# [Passage given]
Every week or so, an Eastern European travelling salesman named Mr. Zouki set up and displayed gorgeous linen and lace articles and embroidered pieces of all types for the guests to purchase. I loved hanging around him and his beautiful merchandise. If he did well, I would get a sample! Once or twice a week a local man named Mr. Ticknor appeared at our dock with his large inboard and took a boat load of guests on tour around the northern end of the lake. If the boat had room for me, I’d get a free ride.
Once a week, usually on Wednesday, lunch was served on the lawn. We brought down serving tables, and the punch bowl was filled with iced tea,. Mom had cold cuts, potato salad, macaroni salad, grilled hamburgers and hot dogs, sliced cheese, pickled beets, pickles, cottage cheese, fruit, and watermelon slices. The guests loved it, but the waitresses hated it because it was more work than serving lunch inside. All the kids ate on the rocks separating the two lawns. This was a great location for two reasons. No adults wanted to sit there, and we got great views if anything happened in the adult world, like the time Mrs. T spilled iced tea in her lap and yelled an extremely naughty word!
With the number of guests we entertained over the years, it's not surprising that a few humorous stories like Mrs. T's use of a four letter word come to mind. Another female guest liked to put on a superior air in the dining room. Most of our waitresses were college girls and Mrs. B’s grammar left the girls giggling. One noontime, she announced, “I don't want no soup today.” She was quite demanding both in the dining room and to her chambermaid, requesting extra services from all. One day, she decided to pick the day lilies next to her cottage. But she didn't realize that they were planted in profusion to keep anyone from walking in that area. Imagine her surprise and the help’s glee when she broke through the top of the septic tank underneath the lilies and took an unplanned smelly dunking!

# [To do]
1/ Could you reproduce the stretch of the lakeside resort passage from "Once a week, usually" through "extremely naughty word!"?
2/ Write out the records from their first line through the line containing "bullet-text: To call", both ends included, and nothing beyond that.

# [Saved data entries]
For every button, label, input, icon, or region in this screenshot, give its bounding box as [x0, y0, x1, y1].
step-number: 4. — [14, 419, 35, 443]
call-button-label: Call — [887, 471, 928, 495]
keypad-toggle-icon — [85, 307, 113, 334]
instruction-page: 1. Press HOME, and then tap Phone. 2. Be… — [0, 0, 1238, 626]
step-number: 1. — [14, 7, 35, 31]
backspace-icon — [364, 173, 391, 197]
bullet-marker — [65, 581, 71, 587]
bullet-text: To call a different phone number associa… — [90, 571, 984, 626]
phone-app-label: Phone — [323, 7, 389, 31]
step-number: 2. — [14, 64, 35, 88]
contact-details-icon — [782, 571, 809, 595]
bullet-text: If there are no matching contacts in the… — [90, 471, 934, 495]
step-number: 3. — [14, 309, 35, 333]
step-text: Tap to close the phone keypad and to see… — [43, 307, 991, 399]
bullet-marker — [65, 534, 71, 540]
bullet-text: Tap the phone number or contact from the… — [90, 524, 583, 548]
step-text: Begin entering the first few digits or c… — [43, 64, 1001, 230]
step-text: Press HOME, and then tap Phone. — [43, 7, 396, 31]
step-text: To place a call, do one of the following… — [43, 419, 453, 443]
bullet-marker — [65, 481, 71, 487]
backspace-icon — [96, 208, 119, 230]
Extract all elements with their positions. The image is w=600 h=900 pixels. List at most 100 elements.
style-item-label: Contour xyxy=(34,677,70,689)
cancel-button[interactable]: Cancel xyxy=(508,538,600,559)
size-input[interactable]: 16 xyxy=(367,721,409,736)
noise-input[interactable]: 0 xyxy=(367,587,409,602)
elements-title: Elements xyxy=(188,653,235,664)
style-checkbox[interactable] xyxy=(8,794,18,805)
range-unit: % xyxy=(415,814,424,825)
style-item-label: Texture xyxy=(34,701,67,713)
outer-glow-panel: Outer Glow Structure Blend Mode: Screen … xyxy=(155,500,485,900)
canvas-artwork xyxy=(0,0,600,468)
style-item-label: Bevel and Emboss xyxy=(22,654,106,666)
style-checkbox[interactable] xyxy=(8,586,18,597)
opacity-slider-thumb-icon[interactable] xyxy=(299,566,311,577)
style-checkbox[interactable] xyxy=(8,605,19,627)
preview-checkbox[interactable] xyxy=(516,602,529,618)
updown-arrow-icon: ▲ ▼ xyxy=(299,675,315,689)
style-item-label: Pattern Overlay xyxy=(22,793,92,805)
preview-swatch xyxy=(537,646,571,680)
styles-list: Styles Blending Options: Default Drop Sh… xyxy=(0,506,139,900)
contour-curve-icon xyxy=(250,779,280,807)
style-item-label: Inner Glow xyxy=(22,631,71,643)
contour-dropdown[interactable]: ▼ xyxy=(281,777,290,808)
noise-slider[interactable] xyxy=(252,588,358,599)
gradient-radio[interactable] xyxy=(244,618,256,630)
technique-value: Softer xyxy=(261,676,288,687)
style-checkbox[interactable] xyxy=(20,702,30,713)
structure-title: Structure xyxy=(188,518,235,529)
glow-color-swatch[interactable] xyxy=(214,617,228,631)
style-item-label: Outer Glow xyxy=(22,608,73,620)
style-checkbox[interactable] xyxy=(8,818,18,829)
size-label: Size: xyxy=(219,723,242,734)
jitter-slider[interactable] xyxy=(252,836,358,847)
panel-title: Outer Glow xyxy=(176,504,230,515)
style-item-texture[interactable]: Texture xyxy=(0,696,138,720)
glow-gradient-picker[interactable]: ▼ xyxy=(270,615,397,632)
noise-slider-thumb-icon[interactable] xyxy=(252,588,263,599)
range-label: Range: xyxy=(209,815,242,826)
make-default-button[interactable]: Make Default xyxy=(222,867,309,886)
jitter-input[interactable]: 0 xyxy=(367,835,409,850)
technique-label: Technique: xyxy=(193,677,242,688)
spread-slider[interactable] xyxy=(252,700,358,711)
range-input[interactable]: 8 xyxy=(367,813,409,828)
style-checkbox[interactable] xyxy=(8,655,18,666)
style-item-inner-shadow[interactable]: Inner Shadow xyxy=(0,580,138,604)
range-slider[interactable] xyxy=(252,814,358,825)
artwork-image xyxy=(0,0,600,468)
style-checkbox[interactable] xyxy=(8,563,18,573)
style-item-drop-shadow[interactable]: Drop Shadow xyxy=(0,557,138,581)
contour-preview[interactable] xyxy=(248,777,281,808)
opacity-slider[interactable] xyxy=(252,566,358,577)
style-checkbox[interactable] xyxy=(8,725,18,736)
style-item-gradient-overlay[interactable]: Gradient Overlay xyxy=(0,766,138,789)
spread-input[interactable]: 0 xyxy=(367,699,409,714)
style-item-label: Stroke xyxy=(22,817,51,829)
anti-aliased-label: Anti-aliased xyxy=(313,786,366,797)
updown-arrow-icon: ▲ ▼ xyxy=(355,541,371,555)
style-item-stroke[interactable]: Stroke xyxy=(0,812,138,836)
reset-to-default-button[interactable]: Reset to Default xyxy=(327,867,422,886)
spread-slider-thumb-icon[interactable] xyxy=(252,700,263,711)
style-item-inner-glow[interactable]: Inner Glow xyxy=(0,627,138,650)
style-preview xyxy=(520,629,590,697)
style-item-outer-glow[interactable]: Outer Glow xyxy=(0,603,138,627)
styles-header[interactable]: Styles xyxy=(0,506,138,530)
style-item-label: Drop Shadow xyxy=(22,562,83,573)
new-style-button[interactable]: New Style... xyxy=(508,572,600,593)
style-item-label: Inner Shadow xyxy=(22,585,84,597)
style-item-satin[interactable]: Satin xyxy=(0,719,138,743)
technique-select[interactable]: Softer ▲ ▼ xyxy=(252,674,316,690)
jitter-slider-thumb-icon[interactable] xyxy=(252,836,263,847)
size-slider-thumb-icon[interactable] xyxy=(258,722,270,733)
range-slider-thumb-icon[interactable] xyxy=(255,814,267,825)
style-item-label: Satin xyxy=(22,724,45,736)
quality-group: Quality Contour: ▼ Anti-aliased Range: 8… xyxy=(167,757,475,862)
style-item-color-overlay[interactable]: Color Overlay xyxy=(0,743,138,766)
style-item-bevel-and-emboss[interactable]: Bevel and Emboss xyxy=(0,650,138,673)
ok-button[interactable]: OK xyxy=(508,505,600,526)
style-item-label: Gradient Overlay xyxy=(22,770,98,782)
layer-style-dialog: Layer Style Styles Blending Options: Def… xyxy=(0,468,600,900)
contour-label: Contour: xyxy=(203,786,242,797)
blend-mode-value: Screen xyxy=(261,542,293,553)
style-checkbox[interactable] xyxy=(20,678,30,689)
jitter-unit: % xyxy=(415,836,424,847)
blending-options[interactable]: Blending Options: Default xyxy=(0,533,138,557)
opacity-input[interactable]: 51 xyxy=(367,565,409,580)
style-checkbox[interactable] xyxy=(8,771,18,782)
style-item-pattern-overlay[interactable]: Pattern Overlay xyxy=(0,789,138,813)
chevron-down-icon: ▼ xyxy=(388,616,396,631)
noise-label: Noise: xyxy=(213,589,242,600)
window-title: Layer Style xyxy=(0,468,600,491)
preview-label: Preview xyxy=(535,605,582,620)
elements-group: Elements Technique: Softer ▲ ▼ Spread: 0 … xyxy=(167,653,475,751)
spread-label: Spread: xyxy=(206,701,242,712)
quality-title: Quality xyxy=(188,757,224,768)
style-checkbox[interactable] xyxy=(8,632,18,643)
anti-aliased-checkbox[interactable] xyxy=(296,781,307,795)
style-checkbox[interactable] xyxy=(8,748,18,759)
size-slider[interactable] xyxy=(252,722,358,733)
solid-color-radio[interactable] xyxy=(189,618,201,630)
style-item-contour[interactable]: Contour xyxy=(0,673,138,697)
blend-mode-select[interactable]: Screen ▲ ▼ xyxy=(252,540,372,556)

# [Worked answers]
1/
Once a week, usually on Wednesday, lunch was served on the lawn. We brought down serving tables, and the punch bowl was filled with iced tea,. Mom had cold cuts, potato salad, macaroni salad, grilled hamburgers and hot dogs, sliced cheese, pickled beets, pickles, cottage cheese, fruit, and watermelon slices. The guests loved it, but the waitresses hated it because it was more work than serving lunch inside. All the kids ate on the rocks separating the two lawns. This was a great location for two reasons. No adults wanted to sit there, and we got great views if anything happened in the adult world, like the time Mrs. T spilled iced tea in her lap and yelled an extremely naughty word!

2/
For every button, label, input, icon, or region in this screenshot, give its bounding box as [x0, y0, x1, y1].
step-number: 4. — [14, 419, 35, 443]
call-button-label: Call — [887, 471, 928, 495]
keypad-toggle-icon — [85, 307, 113, 334]
instruction-page: 1. Press HOME, and then tap Phone. 2. Be… — [0, 0, 1238, 626]
step-number: 1. — [14, 7, 35, 31]
backspace-icon — [364, 173, 391, 197]
bullet-marker — [65, 581, 71, 587]
bullet-text: To call a different phone number associa… — [90, 571, 984, 626]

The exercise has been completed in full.